**WHAT YOU WILL DO**
From the entries that follow, pick out all lines holding "ylabel".
─── MATERIAL PROVIDED
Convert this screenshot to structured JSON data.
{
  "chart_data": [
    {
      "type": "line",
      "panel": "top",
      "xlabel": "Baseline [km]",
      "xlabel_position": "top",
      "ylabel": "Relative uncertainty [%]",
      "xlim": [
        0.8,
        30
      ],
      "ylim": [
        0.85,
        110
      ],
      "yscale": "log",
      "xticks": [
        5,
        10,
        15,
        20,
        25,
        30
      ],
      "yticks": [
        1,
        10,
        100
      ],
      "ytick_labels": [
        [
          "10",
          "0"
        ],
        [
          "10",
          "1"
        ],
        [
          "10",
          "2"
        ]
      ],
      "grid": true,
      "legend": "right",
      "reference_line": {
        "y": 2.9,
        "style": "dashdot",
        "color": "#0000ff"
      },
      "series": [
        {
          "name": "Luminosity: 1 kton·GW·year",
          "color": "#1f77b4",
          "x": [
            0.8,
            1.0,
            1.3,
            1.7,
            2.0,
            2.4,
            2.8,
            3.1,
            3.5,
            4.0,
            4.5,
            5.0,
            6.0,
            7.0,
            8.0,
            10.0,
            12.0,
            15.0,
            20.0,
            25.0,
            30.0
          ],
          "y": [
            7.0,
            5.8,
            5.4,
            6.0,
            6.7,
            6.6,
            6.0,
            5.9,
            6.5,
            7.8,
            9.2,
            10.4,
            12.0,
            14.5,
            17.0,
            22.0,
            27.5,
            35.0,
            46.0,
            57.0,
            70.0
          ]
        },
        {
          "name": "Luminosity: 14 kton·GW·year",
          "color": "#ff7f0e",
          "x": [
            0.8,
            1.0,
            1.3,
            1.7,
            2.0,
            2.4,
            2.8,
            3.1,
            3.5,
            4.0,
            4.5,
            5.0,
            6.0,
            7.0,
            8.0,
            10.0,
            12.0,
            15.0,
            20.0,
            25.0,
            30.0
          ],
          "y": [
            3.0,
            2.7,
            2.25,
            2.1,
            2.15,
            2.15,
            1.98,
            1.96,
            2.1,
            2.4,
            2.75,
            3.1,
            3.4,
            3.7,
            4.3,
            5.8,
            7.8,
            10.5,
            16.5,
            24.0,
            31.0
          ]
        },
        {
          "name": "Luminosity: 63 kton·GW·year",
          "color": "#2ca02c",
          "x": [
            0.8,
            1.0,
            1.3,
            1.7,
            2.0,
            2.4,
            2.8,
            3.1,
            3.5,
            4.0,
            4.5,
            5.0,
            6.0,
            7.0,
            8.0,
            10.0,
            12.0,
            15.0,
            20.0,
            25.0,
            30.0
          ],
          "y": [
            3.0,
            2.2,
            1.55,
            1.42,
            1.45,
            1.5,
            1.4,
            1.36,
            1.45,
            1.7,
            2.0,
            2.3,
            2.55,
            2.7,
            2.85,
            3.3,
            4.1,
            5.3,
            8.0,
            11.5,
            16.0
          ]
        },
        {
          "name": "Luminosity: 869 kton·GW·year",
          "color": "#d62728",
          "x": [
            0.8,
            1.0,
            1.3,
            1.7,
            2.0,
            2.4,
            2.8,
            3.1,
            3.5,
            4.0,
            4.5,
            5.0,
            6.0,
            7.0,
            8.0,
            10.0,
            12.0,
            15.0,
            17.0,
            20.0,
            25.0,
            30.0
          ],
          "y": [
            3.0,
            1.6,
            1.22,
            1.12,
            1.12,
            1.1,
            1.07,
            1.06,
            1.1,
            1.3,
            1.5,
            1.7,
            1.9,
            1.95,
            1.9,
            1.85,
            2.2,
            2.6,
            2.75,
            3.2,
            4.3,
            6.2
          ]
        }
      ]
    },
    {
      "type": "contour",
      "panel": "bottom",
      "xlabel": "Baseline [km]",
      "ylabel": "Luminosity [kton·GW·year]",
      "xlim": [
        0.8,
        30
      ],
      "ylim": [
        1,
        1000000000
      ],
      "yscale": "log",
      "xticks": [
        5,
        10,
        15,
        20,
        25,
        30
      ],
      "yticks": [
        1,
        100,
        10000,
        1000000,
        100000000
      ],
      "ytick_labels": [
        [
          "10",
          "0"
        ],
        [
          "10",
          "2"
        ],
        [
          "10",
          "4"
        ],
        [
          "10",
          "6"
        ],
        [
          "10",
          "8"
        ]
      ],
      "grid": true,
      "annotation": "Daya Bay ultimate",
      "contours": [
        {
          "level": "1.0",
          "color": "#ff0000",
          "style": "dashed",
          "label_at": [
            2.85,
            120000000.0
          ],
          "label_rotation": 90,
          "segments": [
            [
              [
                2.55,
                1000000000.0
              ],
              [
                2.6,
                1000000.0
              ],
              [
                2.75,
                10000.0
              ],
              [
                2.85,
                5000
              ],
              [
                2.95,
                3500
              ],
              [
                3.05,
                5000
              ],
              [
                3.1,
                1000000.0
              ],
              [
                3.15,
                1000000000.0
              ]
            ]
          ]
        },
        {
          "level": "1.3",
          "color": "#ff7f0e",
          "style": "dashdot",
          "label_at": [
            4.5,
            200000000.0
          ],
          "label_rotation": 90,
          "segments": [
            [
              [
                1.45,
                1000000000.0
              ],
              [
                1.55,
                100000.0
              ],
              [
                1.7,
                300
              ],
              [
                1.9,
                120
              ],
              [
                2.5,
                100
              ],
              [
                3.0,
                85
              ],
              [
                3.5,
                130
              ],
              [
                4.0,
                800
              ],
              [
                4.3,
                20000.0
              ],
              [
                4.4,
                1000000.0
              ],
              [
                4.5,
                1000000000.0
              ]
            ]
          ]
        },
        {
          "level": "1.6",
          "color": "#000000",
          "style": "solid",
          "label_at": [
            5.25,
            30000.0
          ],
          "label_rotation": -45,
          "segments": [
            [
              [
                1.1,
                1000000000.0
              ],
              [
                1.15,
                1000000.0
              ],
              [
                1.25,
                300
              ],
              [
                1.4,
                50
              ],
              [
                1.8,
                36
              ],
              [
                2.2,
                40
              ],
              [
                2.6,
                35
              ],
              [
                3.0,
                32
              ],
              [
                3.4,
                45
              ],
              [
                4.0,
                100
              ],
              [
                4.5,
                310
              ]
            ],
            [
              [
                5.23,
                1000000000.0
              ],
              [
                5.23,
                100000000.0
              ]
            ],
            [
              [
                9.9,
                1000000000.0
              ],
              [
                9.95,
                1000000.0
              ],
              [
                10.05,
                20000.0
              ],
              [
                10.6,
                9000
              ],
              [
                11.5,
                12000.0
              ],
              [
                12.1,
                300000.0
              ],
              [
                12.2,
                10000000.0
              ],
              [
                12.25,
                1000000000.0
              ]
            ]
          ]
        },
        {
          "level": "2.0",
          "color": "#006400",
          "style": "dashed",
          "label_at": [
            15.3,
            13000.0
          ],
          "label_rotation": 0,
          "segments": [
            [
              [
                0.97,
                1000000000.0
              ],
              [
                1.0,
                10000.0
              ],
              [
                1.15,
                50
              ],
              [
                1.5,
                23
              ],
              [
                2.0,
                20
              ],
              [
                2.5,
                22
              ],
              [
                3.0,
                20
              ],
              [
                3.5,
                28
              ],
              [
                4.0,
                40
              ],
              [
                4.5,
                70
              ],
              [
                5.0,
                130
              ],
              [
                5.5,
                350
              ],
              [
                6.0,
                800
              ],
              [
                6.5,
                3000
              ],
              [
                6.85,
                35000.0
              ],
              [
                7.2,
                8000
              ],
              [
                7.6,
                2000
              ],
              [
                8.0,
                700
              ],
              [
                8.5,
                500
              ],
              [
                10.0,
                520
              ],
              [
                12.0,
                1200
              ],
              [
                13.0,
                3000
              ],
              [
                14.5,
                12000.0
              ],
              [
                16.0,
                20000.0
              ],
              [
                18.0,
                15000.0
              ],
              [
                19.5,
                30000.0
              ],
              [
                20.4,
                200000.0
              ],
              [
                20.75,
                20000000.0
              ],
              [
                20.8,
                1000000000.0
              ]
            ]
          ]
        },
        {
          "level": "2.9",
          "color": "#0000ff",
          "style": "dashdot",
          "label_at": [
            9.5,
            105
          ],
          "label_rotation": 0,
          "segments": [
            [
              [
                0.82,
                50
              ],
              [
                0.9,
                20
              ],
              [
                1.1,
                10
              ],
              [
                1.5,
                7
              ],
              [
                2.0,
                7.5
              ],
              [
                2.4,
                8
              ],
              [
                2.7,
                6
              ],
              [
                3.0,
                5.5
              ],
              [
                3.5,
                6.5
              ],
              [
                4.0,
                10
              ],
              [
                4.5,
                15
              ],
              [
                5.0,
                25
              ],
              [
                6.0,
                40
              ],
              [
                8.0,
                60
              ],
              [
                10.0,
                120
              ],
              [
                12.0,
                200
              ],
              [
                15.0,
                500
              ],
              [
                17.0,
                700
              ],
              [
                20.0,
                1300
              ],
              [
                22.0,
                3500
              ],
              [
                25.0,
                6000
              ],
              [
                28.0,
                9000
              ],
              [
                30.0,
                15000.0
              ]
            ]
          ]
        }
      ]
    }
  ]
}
──────
**EXPECTED ANSWER**
      "ylabel": "Relative uncertainty [%]",
      "ylabel": "Luminosity [kton·GW·year]",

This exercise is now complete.